Goal: Which lines in the records below contain the word "Magnitude"? Copy each of them.

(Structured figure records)
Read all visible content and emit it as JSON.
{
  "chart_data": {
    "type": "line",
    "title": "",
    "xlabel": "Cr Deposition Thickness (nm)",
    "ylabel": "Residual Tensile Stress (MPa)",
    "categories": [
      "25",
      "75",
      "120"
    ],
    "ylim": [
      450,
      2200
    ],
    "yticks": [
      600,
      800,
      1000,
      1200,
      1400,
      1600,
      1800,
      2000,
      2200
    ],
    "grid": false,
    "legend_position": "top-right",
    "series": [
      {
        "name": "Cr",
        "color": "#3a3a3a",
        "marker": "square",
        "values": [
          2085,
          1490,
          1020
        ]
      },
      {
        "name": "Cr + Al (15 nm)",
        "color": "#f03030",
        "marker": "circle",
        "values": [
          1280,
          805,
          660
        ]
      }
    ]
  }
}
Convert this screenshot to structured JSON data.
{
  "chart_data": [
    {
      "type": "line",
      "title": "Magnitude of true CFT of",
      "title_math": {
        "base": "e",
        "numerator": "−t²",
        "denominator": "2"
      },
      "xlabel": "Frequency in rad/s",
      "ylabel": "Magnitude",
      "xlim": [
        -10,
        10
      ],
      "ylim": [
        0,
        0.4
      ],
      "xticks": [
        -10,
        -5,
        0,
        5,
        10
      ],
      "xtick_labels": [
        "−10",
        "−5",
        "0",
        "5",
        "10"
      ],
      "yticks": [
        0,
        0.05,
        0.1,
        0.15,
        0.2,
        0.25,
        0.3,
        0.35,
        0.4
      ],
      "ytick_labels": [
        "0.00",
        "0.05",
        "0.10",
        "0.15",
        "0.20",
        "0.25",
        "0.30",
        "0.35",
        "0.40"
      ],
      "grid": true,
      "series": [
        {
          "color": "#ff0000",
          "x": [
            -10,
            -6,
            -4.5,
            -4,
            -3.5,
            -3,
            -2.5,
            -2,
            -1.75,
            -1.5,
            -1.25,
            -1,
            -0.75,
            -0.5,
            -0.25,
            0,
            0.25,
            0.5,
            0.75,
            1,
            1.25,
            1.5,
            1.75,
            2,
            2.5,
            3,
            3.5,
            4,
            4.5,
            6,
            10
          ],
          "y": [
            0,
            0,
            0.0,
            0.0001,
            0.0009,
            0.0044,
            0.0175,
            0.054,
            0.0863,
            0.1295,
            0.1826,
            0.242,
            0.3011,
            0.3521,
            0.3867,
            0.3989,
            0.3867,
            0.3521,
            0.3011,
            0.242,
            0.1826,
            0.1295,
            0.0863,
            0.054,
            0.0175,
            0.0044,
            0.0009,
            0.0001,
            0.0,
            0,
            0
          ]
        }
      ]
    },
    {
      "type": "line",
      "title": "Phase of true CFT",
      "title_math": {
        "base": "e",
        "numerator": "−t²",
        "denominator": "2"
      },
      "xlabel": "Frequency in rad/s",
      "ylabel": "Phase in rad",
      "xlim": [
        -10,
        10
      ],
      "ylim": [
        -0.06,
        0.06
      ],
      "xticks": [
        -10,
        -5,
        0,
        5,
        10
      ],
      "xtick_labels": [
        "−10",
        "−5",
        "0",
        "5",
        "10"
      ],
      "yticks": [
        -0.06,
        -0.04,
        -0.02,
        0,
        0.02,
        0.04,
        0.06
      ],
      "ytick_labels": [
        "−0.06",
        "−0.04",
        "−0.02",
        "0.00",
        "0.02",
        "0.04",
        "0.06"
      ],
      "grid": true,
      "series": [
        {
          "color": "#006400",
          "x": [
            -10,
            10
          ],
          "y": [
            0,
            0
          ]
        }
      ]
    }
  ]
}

Solution to this task:
      "title": "Magnitude of true CFT of",
      "ylabel": "Magnitude",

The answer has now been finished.